Work required: Output everything from the start of the records down to the line containing "heatmap-cell (595, 420, 652, 433)", inclusive, as a Markdown table. Use the columns Row and Line, number each row, and skip blank lines.

·····

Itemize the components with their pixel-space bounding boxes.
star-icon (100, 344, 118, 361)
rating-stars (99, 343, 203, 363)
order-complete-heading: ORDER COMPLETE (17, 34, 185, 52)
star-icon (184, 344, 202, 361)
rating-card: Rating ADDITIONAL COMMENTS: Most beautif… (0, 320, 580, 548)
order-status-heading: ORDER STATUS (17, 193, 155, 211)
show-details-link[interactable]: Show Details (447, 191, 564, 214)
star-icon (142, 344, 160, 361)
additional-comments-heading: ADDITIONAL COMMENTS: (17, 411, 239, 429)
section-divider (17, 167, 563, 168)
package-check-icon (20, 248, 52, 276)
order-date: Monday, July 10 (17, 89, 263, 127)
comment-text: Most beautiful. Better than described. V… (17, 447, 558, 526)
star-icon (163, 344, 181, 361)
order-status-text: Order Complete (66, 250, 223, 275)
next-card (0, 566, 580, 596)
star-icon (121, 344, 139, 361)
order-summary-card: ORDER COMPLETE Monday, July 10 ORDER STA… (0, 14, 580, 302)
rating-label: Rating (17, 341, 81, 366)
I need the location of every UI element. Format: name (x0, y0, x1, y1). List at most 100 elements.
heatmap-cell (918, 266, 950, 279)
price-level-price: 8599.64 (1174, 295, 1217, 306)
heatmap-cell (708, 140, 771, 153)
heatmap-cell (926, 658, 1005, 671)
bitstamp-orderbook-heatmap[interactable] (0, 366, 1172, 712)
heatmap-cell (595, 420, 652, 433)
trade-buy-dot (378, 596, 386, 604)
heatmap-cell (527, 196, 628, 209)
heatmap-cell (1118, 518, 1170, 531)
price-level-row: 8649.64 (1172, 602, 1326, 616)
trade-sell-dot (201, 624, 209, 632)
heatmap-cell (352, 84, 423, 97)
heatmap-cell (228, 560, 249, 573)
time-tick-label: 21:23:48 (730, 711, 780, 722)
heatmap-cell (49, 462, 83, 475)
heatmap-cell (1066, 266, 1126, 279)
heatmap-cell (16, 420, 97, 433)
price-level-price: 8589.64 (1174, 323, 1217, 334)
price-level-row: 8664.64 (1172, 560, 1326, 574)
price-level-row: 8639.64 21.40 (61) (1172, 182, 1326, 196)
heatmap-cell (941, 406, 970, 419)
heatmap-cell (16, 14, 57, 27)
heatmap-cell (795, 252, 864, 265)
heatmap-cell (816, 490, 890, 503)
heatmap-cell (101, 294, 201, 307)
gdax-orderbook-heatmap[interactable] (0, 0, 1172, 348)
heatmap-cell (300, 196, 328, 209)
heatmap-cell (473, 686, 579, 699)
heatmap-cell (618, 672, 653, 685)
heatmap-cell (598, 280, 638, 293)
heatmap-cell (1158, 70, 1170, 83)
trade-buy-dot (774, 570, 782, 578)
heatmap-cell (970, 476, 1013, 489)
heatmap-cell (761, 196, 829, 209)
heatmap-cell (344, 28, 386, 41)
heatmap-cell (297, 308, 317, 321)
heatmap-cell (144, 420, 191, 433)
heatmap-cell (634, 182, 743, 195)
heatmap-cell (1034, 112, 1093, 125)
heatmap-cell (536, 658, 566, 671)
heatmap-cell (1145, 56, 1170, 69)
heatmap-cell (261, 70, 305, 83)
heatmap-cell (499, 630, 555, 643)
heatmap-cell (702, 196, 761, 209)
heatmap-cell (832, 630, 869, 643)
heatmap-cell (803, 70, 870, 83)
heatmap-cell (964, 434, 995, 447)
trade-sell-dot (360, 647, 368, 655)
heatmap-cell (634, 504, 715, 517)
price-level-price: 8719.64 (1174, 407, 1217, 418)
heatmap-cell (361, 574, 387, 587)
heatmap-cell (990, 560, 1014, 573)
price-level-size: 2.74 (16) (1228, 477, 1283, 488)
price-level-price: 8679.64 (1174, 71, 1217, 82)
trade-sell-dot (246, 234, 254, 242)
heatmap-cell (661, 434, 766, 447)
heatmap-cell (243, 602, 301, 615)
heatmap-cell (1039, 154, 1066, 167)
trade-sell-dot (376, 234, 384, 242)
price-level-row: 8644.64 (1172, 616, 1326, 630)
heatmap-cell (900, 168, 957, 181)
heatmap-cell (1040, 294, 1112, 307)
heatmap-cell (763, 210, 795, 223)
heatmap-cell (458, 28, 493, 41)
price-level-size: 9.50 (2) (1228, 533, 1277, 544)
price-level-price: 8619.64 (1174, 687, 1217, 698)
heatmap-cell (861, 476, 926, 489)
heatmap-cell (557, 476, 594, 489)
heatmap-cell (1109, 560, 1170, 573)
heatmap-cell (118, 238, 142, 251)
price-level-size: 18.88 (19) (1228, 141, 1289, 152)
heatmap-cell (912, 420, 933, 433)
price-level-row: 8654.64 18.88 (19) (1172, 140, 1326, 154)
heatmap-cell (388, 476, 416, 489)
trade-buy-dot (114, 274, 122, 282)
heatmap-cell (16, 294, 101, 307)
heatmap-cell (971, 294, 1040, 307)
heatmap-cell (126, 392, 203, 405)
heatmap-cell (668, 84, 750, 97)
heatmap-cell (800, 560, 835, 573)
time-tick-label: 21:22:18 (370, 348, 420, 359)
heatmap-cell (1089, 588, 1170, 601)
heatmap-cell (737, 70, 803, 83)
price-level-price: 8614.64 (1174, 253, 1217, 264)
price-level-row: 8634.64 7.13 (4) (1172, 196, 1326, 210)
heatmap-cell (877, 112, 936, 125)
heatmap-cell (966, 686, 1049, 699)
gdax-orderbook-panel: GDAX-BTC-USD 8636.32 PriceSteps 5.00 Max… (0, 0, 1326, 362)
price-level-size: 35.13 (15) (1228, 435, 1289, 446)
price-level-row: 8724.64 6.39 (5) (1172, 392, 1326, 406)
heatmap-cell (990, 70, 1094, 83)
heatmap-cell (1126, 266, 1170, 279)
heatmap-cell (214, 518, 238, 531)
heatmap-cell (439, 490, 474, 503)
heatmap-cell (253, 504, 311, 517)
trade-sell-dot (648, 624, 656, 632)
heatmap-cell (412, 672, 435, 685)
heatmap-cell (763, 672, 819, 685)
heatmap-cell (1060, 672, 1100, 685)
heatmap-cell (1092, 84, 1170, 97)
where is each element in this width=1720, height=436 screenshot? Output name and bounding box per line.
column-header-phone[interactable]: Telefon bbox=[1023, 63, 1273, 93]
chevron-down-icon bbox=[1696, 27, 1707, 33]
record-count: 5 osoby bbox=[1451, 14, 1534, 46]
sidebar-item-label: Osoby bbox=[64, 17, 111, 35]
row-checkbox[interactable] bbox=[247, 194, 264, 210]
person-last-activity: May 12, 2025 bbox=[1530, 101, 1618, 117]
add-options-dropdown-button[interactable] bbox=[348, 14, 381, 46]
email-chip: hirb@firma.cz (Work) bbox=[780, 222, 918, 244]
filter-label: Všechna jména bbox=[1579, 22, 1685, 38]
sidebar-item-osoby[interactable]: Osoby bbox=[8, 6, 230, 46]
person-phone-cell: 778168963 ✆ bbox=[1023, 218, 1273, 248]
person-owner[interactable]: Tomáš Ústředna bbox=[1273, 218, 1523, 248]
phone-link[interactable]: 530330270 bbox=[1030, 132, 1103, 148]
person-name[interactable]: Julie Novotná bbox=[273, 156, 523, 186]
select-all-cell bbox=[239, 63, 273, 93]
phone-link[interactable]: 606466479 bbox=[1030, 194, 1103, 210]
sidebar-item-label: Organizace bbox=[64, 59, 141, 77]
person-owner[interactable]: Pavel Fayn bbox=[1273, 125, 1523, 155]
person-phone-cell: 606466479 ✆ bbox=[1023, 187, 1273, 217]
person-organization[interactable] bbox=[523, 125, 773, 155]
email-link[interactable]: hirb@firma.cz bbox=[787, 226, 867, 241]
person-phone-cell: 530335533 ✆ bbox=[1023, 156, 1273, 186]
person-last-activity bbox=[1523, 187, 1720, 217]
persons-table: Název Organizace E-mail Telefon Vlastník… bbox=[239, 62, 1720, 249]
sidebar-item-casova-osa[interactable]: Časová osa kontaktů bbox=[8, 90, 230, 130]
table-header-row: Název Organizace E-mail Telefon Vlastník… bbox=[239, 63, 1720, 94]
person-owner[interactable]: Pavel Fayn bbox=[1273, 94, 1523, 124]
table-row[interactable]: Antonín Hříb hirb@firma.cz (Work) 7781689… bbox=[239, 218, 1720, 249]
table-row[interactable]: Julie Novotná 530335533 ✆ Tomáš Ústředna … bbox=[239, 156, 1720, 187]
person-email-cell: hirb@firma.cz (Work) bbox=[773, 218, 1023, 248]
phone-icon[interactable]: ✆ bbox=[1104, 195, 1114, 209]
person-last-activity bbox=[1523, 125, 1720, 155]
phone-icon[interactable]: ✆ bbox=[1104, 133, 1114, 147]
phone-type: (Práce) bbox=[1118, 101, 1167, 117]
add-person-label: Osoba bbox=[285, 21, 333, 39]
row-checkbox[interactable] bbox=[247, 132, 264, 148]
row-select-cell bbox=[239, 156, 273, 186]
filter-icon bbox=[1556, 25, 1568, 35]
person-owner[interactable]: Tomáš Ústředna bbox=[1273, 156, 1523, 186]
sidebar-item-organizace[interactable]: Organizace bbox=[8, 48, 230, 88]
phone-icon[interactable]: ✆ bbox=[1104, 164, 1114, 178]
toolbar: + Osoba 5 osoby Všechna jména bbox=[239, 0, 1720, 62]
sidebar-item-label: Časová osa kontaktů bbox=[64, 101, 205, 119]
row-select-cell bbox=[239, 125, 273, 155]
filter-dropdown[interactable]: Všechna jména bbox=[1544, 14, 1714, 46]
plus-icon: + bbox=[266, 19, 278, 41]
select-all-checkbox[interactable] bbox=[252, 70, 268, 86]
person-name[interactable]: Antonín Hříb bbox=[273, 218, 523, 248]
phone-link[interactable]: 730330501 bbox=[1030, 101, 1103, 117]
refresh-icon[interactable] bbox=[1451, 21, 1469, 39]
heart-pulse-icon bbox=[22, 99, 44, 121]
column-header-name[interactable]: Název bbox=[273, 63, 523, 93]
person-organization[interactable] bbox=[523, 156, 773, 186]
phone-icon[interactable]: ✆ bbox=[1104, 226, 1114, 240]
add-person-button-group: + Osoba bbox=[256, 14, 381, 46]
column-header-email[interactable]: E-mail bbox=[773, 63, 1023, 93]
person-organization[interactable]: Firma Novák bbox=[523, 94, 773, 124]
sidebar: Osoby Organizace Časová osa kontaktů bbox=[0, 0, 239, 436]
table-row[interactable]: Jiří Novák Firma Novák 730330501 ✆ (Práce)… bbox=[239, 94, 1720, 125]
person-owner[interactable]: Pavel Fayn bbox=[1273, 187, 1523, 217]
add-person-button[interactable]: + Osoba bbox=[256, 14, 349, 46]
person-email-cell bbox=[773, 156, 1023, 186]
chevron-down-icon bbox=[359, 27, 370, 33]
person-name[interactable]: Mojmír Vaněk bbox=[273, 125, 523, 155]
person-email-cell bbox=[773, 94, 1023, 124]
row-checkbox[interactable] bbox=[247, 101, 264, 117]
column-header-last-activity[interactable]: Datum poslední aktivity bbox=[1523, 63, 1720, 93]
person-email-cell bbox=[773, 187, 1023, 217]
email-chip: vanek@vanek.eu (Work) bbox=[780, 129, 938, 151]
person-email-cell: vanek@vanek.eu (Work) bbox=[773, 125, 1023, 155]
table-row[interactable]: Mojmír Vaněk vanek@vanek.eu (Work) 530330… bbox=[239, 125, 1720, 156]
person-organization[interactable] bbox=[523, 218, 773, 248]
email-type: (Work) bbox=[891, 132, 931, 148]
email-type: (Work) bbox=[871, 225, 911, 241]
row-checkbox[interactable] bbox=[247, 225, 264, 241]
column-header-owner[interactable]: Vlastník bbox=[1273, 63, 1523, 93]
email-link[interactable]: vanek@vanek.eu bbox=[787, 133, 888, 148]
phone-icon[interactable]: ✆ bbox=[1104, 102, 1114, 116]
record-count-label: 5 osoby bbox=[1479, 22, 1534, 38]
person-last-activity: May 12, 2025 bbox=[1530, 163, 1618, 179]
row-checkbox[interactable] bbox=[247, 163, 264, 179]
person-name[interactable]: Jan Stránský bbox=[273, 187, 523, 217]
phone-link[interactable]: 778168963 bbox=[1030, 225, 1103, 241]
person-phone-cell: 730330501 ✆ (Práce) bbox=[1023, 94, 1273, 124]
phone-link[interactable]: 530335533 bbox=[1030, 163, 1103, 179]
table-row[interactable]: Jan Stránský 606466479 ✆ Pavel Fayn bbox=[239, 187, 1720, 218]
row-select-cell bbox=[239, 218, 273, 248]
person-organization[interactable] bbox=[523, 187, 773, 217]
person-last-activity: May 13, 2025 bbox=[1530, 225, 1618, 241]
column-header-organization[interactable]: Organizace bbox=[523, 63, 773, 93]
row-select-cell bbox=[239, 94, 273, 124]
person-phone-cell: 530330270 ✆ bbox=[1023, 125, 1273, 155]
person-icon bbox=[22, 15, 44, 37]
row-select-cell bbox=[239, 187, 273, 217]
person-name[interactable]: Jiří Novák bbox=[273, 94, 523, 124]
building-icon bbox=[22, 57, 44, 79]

·····

Written solution:
| Row | Line |
|---|---|
| 1 | Itemize the components with their pixel-space bounding boxes. |
| 2 | star-icon (100, 344, 118, 361) |
| 3 | rating-stars (99, 343, 203, 363) |
| 4 | order-complete-heading: ORDER COMPLETE (17, 34, 185, 52) |
| 5 | star-icon (184, 344, 202, 361) |
| 6 | rating-card: Rating ADDITIONAL COMMENTS: Most beautif… (0, 320, 580, 548) |
| 7 | order-status-heading: ORDER STATUS (17, 193, 155, 211) |
| 8 | show-details-link[interactable]: Show Details (447, 191, 564, 214) |
| 9 | star-icon (142, 344, 160, 361) |
| 10 | additional-comments-heading: ADDITIONAL COMMENTS: (17, 411, 239, 429) |
| 11 | section-divider (17, 167, 563, 168) |
| 12 | package-check-icon (20, 248, 52, 276) |
| 13 | order-date: Monday, July 10 (17, 89, 263, 127) |
| 14 | comment-text: Most beautiful. Better than described. V… (17, 447, 558, 526) |
| 15 | star-icon (163, 344, 181, 361) |
| 16 | order-status-text: Order Complete (66, 250, 223, 275) |
| 17 | next-card (0, 566, 580, 596) |
| 18 | star-icon (121, 344, 139, 361) |
| 19 | order-summary-card: ORDER COMPLETE Monday, July 10 ORDER STA… (0, 14, 580, 302) |
| 20 | rating-label: Rating (17, 341, 81, 366) |
| 21 | I need the location of every UI element. Format: name (x0, y0, x1, y1). List at most 100 elements. |
| 22 | heatmap-cell (918, 266, 950, 279) |
| 23 | price-level-price: 8599.64 (1174, 295, 1217, 306) |
| 24 | heatmap-cell (708, 140, 771, 153) |
| 25 | heatmap-cell (926, 658, 1005, 671) |
| 26 | bitstamp-orderbook-heatmap[interactable] (0, 366, 1172, 712) |
| 27 | heatmap-cell (595, 420, 652, 433) |